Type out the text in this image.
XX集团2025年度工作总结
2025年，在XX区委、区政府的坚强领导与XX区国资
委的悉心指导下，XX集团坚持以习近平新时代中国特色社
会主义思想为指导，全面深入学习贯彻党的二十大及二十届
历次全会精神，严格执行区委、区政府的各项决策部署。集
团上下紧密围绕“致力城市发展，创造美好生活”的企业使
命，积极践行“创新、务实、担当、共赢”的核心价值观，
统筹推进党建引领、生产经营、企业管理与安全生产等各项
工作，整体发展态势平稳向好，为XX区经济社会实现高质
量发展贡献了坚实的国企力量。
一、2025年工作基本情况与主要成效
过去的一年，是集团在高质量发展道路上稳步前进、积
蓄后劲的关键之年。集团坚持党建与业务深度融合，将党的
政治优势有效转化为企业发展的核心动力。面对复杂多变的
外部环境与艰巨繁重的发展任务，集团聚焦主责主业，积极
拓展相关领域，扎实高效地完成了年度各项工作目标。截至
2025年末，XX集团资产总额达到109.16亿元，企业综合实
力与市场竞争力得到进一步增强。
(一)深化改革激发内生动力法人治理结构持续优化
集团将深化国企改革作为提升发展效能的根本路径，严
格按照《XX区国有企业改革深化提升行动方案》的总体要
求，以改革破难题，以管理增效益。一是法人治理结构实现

........

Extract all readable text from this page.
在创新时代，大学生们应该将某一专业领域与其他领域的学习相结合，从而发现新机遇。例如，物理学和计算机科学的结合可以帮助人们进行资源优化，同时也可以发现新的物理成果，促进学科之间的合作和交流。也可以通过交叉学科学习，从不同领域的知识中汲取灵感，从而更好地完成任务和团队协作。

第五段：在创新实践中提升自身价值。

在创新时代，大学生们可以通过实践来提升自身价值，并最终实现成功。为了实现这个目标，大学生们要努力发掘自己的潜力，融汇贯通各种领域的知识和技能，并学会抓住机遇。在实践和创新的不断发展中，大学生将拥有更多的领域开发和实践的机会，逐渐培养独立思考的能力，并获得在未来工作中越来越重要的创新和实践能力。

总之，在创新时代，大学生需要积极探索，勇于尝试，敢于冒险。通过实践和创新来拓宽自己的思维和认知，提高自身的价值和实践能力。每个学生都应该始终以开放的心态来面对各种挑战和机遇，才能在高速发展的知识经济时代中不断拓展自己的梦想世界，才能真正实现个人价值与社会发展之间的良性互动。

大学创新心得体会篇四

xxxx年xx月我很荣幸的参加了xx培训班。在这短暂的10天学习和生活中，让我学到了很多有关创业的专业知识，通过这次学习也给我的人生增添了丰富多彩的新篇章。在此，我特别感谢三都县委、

........

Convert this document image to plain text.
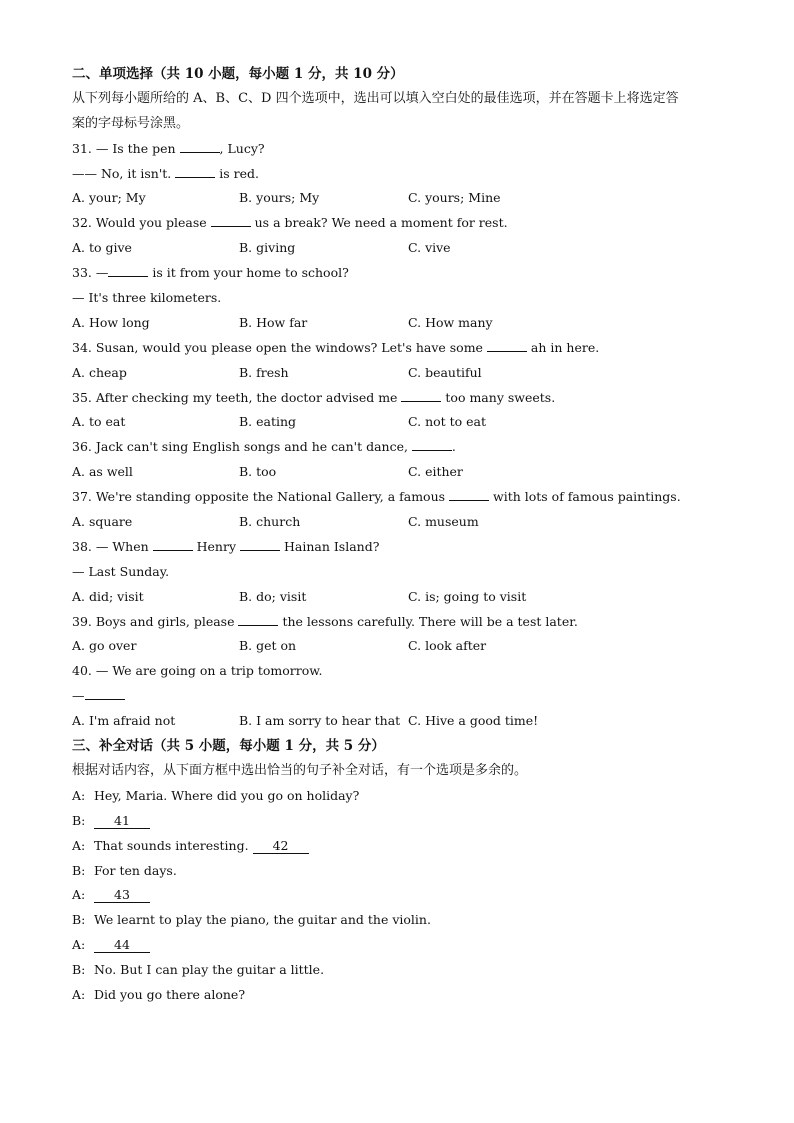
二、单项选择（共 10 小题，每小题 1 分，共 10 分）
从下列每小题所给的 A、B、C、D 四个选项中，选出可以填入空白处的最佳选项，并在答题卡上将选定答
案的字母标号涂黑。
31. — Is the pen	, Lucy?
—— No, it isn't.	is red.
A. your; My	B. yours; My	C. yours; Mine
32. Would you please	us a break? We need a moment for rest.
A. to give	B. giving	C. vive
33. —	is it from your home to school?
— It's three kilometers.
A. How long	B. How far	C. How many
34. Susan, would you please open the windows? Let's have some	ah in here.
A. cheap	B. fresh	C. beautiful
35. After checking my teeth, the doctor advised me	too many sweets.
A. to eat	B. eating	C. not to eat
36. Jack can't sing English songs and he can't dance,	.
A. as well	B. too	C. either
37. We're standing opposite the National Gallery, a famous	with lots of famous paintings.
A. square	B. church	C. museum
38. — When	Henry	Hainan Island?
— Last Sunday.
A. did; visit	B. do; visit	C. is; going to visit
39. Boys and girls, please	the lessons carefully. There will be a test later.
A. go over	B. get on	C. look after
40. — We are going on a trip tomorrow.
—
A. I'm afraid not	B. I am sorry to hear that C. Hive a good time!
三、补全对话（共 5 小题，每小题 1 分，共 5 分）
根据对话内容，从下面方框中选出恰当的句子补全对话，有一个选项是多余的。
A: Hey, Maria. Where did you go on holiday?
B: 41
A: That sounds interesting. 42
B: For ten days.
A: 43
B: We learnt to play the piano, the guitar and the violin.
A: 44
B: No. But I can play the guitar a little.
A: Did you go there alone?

........

The exercise
Which lines of the material contain the string "play"? List each of them.

Correct output
B: We learnt to play the piano, the guitar and the violin.
B: No. But I can play the guitar a little.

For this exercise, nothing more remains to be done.